Brief - The records underneath are to be repeated exactly, with the pictures left out.

--- start Task data ---

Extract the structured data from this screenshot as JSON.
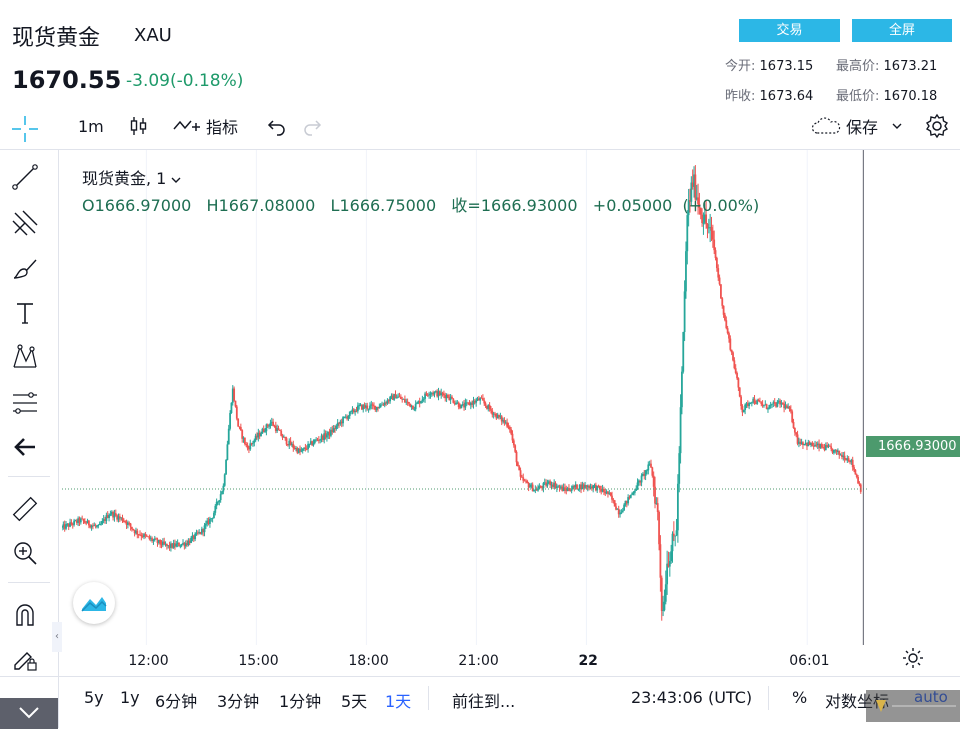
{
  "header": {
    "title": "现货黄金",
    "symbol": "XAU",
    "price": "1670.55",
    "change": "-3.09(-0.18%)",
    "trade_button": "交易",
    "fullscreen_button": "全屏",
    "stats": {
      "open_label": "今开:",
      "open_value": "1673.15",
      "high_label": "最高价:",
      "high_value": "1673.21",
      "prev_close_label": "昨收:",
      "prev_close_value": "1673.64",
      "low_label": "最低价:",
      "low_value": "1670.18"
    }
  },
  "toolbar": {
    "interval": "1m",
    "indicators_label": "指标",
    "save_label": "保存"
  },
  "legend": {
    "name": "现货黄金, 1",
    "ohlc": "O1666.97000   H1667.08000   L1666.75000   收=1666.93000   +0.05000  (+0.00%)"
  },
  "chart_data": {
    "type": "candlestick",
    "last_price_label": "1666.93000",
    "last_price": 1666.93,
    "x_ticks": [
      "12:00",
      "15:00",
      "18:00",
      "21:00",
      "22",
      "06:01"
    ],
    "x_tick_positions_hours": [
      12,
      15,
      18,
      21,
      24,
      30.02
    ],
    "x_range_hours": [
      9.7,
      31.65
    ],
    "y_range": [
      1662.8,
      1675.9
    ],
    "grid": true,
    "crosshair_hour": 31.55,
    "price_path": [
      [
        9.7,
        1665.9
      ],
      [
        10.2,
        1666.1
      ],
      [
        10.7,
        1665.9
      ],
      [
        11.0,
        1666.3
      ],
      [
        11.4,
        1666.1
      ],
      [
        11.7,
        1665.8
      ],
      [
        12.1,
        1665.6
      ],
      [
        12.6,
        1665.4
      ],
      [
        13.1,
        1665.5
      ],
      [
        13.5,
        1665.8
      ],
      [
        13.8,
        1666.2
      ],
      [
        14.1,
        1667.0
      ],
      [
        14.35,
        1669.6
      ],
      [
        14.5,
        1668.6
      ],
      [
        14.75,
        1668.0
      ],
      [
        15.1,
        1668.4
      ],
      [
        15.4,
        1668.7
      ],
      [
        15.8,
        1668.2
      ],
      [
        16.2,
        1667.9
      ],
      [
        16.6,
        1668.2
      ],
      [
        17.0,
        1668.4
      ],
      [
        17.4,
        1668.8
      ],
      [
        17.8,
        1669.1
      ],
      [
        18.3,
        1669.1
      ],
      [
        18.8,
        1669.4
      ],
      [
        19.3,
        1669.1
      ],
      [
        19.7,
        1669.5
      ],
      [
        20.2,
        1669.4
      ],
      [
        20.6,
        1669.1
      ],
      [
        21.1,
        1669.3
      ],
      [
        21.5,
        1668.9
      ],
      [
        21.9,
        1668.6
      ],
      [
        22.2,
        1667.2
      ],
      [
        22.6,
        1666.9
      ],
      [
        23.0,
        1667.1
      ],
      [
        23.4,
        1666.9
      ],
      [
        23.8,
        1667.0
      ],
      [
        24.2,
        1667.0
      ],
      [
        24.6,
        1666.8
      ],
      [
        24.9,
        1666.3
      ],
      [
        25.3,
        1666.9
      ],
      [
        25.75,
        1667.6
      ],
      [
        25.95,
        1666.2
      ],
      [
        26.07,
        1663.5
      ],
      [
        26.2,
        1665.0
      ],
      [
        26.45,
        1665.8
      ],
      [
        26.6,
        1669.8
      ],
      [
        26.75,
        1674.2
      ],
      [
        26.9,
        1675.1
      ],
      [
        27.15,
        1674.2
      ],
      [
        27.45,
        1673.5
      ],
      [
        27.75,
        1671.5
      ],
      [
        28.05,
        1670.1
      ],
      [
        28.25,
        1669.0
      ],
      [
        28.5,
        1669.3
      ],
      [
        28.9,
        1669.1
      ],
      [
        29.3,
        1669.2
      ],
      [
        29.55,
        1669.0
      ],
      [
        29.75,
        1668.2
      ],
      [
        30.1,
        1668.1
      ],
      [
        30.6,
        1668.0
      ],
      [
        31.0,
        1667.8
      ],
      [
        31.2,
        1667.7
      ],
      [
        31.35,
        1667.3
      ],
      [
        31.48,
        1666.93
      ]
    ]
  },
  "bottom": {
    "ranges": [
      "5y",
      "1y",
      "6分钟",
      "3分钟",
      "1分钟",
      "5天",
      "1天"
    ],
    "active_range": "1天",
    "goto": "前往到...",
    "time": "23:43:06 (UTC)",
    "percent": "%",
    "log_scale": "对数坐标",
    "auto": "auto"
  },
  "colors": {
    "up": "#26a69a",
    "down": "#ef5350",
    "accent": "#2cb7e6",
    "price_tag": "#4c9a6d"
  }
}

--- end Task data ---

Complete output -
Extract the structured data from this screenshot as JSON.
{
  "header": {
    "title": "现货黄金",
    "symbol": "XAU",
    "price": "1670.55",
    "change": "-3.09(-0.18%)",
    "trade_button": "交易",
    "fullscreen_button": "全屏",
    "stats": {
      "open_label": "今开:",
      "open_value": "1673.15",
      "high_label": "最高价:",
      "high_value": "1673.21",
      "prev_close_label": "昨收:",
      "prev_close_value": "1673.64",
      "low_label": "最低价:",
      "low_value": "1670.18"
    }
  },
  "toolbar": {
    "interval": "1m",
    "indicators_label": "指标",
    "save_label": "保存"
  },
  "legend": {
    "name": "现货黄金, 1",
    "ohlc": "O1666.97000   H1667.08000   L1666.75000   收=1666.93000   +0.05000  (+0.00%)"
  },
  "chart_data": {
    "type": "candlestick",
    "last_price_label": "1666.93000",
    "last_price": 1666.93,
    "x_ticks": [
      "12:00",
      "15:00",
      "18:00",
      "21:00",
      "22",
      "06:01"
    ],
    "x_tick_positions_hours": [
      12,
      15,
      18,
      21,
      24,
      30.02
    ],
    "x_range_hours": [
      9.7,
      31.65
    ],
    "y_range": [
      1662.8,
      1675.9
    ],
    "grid": true,
    "crosshair_hour": 31.55,
    "price_path": [
      [
        9.7,
        1665.9
      ],
      [
        10.2,
        1666.1
      ],
      [
        10.7,
        1665.9
      ],
      [
        11.0,
        1666.3
      ],
      [
        11.4,
        1666.1
      ],
      [
        11.7,
        1665.8
      ],
      [
        12.1,
        1665.6
      ],
      [
        12.6,
        1665.4
      ],
      [
        13.1,
        1665.5
      ],
      [
        13.5,
        1665.8
      ],
      [
        13.8,
        1666.2
      ],
      [
        14.1,
        1667.0
      ],
      [
        14.35,
        1669.6
      ],
      [
        14.5,
        1668.6
      ],
      [
        14.75,
        1668.0
      ],
      [
        15.1,
        1668.4
      ],
      [
        15.4,
        1668.7
      ],
      [
        15.8,
        1668.2
      ],
      [
        16.2,
        1667.9
      ],
      [
        16.6,
        1668.2
      ],
      [
        17.0,
        1668.4
      ],
      [
        17.4,
        1668.8
      ],
      [
        17.8,
        1669.1
      ],
      [
        18.3,
        1669.1
      ],
      [
        18.8,
        1669.4
      ],
      [
        19.3,
        1669.1
      ],
      [
        19.7,
        1669.5
      ],
      [
        20.2,
        1669.4
      ],
      [
        20.6,
        1669.1
      ],
      [
        21.1,
        1669.3
      ],
      [
        21.5,
        1668.9
      ],
      [
        21.9,
        1668.6
      ],
      [
        22.2,
        1667.2
      ],
      [
        22.6,
        1666.9
      ],
      [
        23.0,
        1667.1
      ],
      [
        23.4,
        1666.9
      ],
      [
        23.8,
        1667.0
      ],
      [
        24.2,
        1667.0
      ],
      [
        24.6,
        1666.8
      ],
      [
        24.9,
        1666.3
      ],
      [
        25.3,
        1666.9
      ],
      [
        25.75,
        1667.6
      ],
      [
        25.95,
        1666.2
      ],
      [
        26.07,
        1663.5
      ],
      [
        26.2,
        1665.0
      ],
      [
        26.45,
        1665.8
      ],
      [
        26.6,
        1669.8
      ],
      [
        26.75,
        1674.2
      ],
      [
        26.9,
        1675.1
      ],
      [
        27.15,
        1674.2
      ],
      [
        27.45,
        1673.5
      ],
      [
        27.75,
        1671.5
      ],
      [
        28.05,
        1670.1
      ],
      [
        28.25,
        1669.0
      ],
      [
        28.5,
        1669.3
      ],
      [
        28.9,
        1669.1
      ],
      [
        29.3,
        1669.2
      ],
      [
        29.55,
        1669.0
      ],
      [
        29.75,
        1668.2
      ],
      [
        30.1,
        1668.1
      ],
      [
        30.6,
        1668.0
      ],
      [
        31.0,
        1667.8
      ],
      [
        31.2,
        1667.7
      ],
      [
        31.35,
        1667.3
      ],
      [
        31.48,
        1666.93
      ]
    ]
  },
  "bottom": {
    "ranges": [
      "5y",
      "1y",
      "6分钟",
      "3分钟",
      "1分钟",
      "5天",
      "1天"
    ],
    "active_range": "1天",
    "goto": "前往到...",
    "time": "23:43:06 (UTC)",
    "percent": "%",
    "log_scale": "对数坐标",
    "auto": "auto"
  },
  "colors": {
    "up": "#26a69a",
    "down": "#ef5350",
    "accent": "#2cb7e6",
    "price_tag": "#4c9a6d"
  }
}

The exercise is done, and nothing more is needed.